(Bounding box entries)
[BEGIN]
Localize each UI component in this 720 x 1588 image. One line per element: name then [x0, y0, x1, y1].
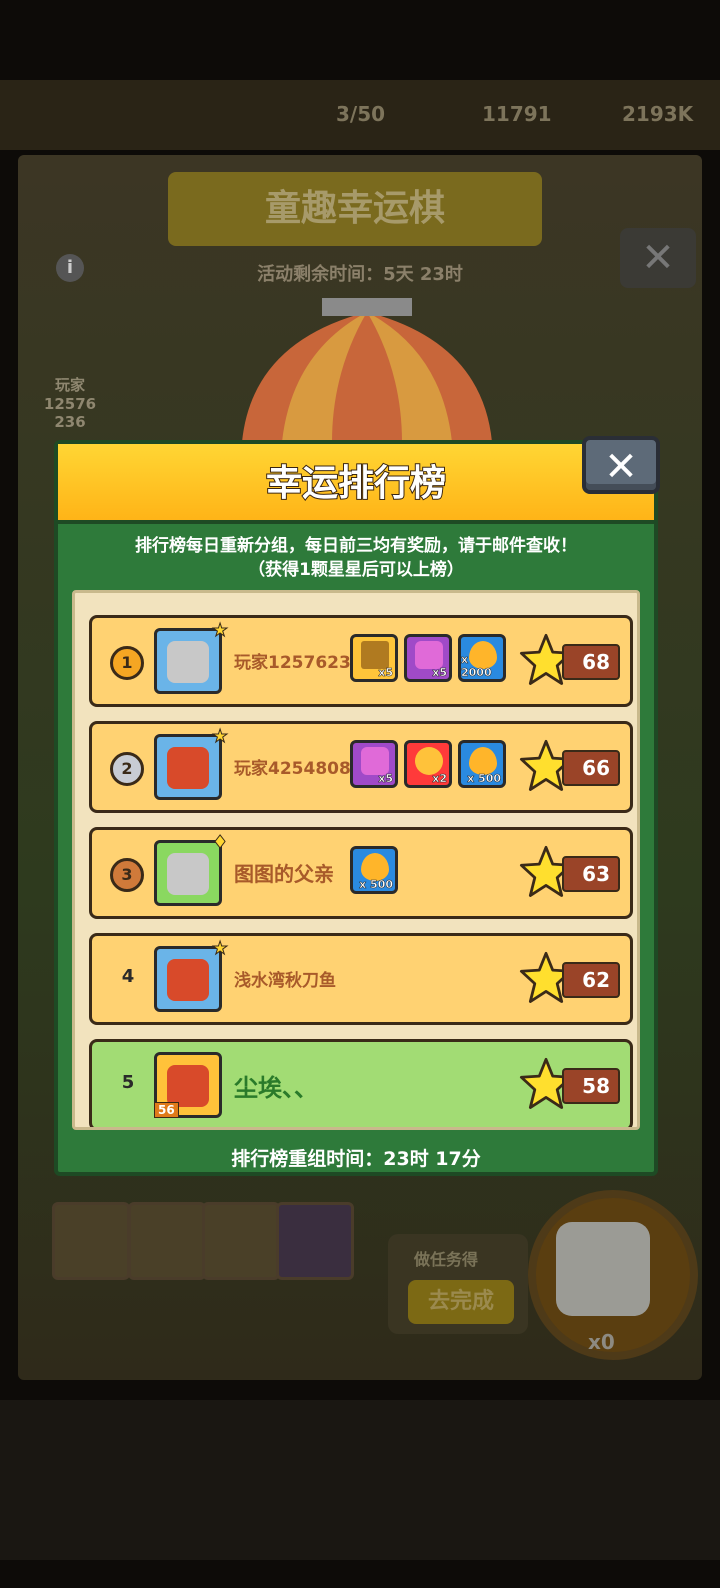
cat-avatar-icon — [167, 853, 209, 895]
board-cell — [52, 1202, 130, 1280]
coin-counter: 11791 — [482, 102, 552, 126]
power-counter: 2193K — [622, 102, 694, 126]
star-icon: ★ — [211, 620, 229, 642]
reward-qty: x2 — [432, 772, 447, 786]
star-score: 58 — [562, 1068, 620, 1104]
knight-avatar-icon — [167, 747, 209, 789]
player-name: 玩家12576236 — [234, 653, 363, 673]
bronze-medal-icon: 3 — [110, 858, 144, 892]
chest-reward-icon[interactable]: x5 — [350, 634, 398, 682]
player-name: 玩家42548086 — [234, 759, 363, 779]
event-title-banner: 童趣幸运棋 — [168, 172, 542, 246]
notice-line-1: 排行榜每日重新分组，每日前三均有奖励，请于邮件查收！ — [135, 536, 577, 556]
reward-qty: x 2000 — [461, 653, 492, 680]
dice-count: x0 — [588, 1330, 615, 1354]
circus-tent-icon — [242, 298, 492, 442]
drop-reward-icon[interactable]: x 2000 — [458, 634, 506, 682]
leaderboard-row: 2 ★ 玩家42548086 x5 x2 x 500 66 — [89, 721, 633, 813]
star-icon: ★ — [211, 726, 229, 748]
silver-medal-icon: 2 — [110, 752, 144, 786]
regroup-timer: 排行榜重组时间：23时 17分 — [231, 1148, 481, 1170]
notice-line-2: （获得1颗星星后可以上榜） — [248, 560, 464, 580]
steps-counter: 3/50 — [336, 102, 386, 126]
bottom-nav — [0, 1400, 720, 1560]
leaderboard-row: 3 ♦ 图图的父亲 x 500 63 — [89, 827, 633, 919]
player-card-name: 玩家12576 — [43, 376, 97, 413]
knight-avatar-icon — [167, 1065, 209, 1107]
heart-reward-icon[interactable]: x2 — [404, 740, 452, 788]
player-name: 图图的父亲 — [234, 862, 334, 886]
cat-avatar-icon — [167, 641, 209, 683]
task-label: 做任务得 — [414, 1250, 479, 1269]
star-score: 68 — [562, 644, 620, 680]
dice-icon — [556, 1222, 650, 1316]
close-button[interactable]: ✕ — [582, 436, 660, 494]
star-icon: ★ — [211, 938, 229, 960]
reward-qty: x 500 — [467, 772, 501, 786]
level-badge: 56 — [154, 1102, 179, 1118]
player-card-score: 236 — [54, 413, 86, 431]
gold-medal-icon: 1 — [110, 646, 144, 680]
star-score: 66 — [562, 750, 620, 786]
board-cell — [276, 1202, 354, 1280]
player-card: 玩家12576 236 — [30, 374, 110, 431]
board-cell — [202, 1202, 280, 1280]
modal-title: 幸运排行榜 — [265, 462, 447, 505]
drop-reward-icon[interactable]: x 500 — [350, 846, 398, 894]
leaderboard-row: 1 ★ 玩家12576236 x5 x5 x 2000 68 — [89, 615, 633, 707]
go-complete-button[interactable]: 去完成 — [408, 1280, 514, 1324]
leaderboard-list[interactable]: 1 ★ 玩家12576236 x5 x5 x 2000 68 2 ★ 玩家425… — [72, 590, 640, 1130]
leaderboard-modal: 幸运排行榜 排行榜每日重新分组，每日前三均有奖励，请于邮件查收！ （获得1颗星星… — [54, 440, 658, 1176]
drop-reward-icon[interactable]: x 500 — [458, 740, 506, 788]
rank-number: 4 — [121, 966, 135, 987]
reward-qty: x5 — [378, 666, 393, 680]
star-score: 63 — [562, 856, 620, 892]
board-cell — [128, 1202, 206, 1280]
knight-avatar-icon — [167, 959, 209, 1001]
player-name: 尘埃、、 — [234, 1074, 318, 1102]
leaderboard-row: 4 ★ 浅水湾秋刀鱼 62 — [89, 933, 633, 1025]
leaderboard-notice: 排行榜每日重新分组，每日前三均有奖励，请于邮件查收！ （获得1颗星星后可以上榜） — [58, 534, 654, 582]
star-score: 62 — [562, 962, 620, 998]
reward-qty: x 500 — [359, 878, 393, 892]
player-name: 浅水湾秋刀鱼 — [234, 971, 336, 991]
info-icon[interactable]: i — [56, 254, 84, 282]
event-close-button[interactable]: ✕ — [620, 228, 696, 288]
my-leaderboard-row: 5 56 尘埃、、 58 — [89, 1039, 633, 1127]
hat-icon: ♦ — [211, 832, 229, 854]
rank-number: 5 — [121, 1072, 135, 1093]
puzzle-reward-icon[interactable]: x5 — [404, 634, 452, 682]
reward-qty: x5 — [432, 666, 447, 680]
modal-header: 幸运排行榜 — [58, 444, 654, 524]
reward-qty: x5 — [378, 772, 393, 786]
puzzle-reward-icon[interactable]: x5 — [350, 740, 398, 788]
[END]
Work to do: Copy the lines of the listing above word for word, starting at the line that contains "cat-avatar-icon — [167, 853, 209, 895]" and ending at the line that contains "star-icon: ★ — [211, 726, 229, 748]", with both of those lines included.

The response:
cat-avatar-icon — [167, 853, 209, 895]
board-cell — [52, 1202, 130, 1280]
coin-counter: 11791 — [482, 102, 552, 126]
power-counter: 2193K — [622, 102, 694, 126]
star-icon: ★ — [211, 620, 229, 642]
reward-qty: x2 — [432, 772, 447, 786]
star-score: 58 — [562, 1068, 620, 1104]
knight-avatar-icon — [167, 747, 209, 789]
player-name: 玩家12576236 — [234, 653, 363, 673]
bronze-medal-icon: 3 — [110, 858, 144, 892]
chest-reward-icon[interactable]: x5 — [350, 634, 398, 682]
player-name: 玩家42548086 — [234, 759, 363, 779]
event-title-banner: 童趣幸运棋 — [168, 172, 542, 246]
notice-line-1: 排行榜每日重新分组，每日前三均有奖励，请于邮件查收！ — [135, 536, 577, 556]
reward-qty: x 2000 — [461, 653, 492, 680]
dice-count: x0 — [588, 1330, 615, 1354]
circus-tent-icon — [242, 298, 492, 442]
drop-reward-icon[interactable]: x 2000 — [458, 634, 506, 682]
leaderboard-row: 2 ★ 玩家42548086 x5 x2 x 500 66 — [89, 721, 633, 813]
star-icon: ★ — [211, 726, 229, 748]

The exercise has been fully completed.